Written problem
Reproduce all the entries precisely.

>>>

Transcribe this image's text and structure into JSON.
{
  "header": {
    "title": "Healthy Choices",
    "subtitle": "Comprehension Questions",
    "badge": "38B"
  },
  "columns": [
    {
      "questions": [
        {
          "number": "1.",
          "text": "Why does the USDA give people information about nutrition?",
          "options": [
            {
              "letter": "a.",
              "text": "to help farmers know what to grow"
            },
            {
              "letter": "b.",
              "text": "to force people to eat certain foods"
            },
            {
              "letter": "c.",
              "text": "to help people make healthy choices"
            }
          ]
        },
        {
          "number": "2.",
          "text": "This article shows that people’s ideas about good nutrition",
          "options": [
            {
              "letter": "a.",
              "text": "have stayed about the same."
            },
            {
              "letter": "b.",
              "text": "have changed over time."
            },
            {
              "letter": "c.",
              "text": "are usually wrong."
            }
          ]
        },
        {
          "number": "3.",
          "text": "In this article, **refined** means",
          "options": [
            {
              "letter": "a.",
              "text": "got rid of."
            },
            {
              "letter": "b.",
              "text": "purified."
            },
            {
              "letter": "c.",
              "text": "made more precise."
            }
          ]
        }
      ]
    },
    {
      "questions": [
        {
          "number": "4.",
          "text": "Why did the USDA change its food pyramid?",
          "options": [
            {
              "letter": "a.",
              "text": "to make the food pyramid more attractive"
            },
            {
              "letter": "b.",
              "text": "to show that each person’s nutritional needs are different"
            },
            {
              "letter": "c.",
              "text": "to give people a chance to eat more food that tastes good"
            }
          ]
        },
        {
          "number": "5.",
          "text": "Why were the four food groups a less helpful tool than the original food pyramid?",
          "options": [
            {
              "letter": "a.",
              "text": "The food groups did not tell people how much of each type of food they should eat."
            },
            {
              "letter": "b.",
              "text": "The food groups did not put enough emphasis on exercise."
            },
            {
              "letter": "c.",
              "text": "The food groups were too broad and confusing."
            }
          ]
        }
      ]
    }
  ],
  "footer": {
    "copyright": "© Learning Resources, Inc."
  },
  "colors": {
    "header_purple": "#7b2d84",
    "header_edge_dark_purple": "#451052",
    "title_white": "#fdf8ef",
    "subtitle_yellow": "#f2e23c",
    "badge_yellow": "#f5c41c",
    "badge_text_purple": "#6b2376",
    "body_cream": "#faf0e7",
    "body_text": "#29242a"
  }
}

<<<

Written solution
Transcribe this image's text and structure into JSON.
{
  "header": {
    "title": "Healthy Choices",
    "subtitle": "Comprehension Questions",
    "badge": "38B"
  },
  "columns": [
    {
      "questions": [
        {
          "number": "1.",
          "text": "Why does the USDA give people information about nutrition?",
          "options": [
            {
              "letter": "a.",
              "text": "to help farmers know what to grow"
            },
            {
              "letter": "b.",
              "text": "to force people to eat certain foods"
            },
            {
              "letter": "c.",
              "text": "to help people make healthy choices"
            }
          ]
        },
        {
          "number": "2.",
          "text": "This article shows that people’s ideas about good nutrition",
          "options": [
            {
              "letter": "a.",
              "text": "have stayed about the same."
            },
            {
              "letter": "b.",
              "text": "have changed over time."
            },
            {
              "letter": "c.",
              "text": "are usually wrong."
            }
          ]
        },
        {
          "number": "3.",
          "text": "In this article, **refined** means",
          "options": [
            {
              "letter": "a.",
              "text": "got rid of."
            },
            {
              "letter": "b.",
              "text": "purified."
            },
            {
              "letter": "c.",
              "text": "made more precise."
            }
          ]
        }
      ]
    },
    {
      "questions": [
        {
          "number": "4.",
          "text": "Why did the USDA change its food pyramid?",
          "options": [
            {
              "letter": "a.",
              "text": "to make the food pyramid more attractive"
            },
            {
              "letter": "b.",
              "text": "to show that each person’s nutritional needs are different"
            },
            {
              "letter": "c.",
              "text": "to give people a chance to eat more food that tastes good"
            }
          ]
        },
        {
          "number": "5.",
          "text": "Why were the four food groups a less helpful tool than the original food pyramid?",
          "options": [
            {
              "letter": "a.",
              "text": "The food groups did not tell people how much of each type of food they should eat."
            },
            {
              "letter": "b.",
              "text": "The food groups did not put enough emphasis on exercise."
            },
            {
              "letter": "c.",
              "text": "The food groups were too broad and confusing."
            }
          ]
        }
      ]
    }
  ],
  "footer": {
    "copyright": "© Learning Resources, Inc."
  },
  "colors": {
    "header_purple": "#7b2d84",
    "header_edge_dark_purple": "#451052",
    "title_white": "#fdf8ef",
    "subtitle_yellow": "#f2e23c",
    "badge_yellow": "#f5c41c",
    "badge_text_purple": "#6b2376",
    "body_cream": "#faf0e7",
    "body_text": "#29242a"
  }
}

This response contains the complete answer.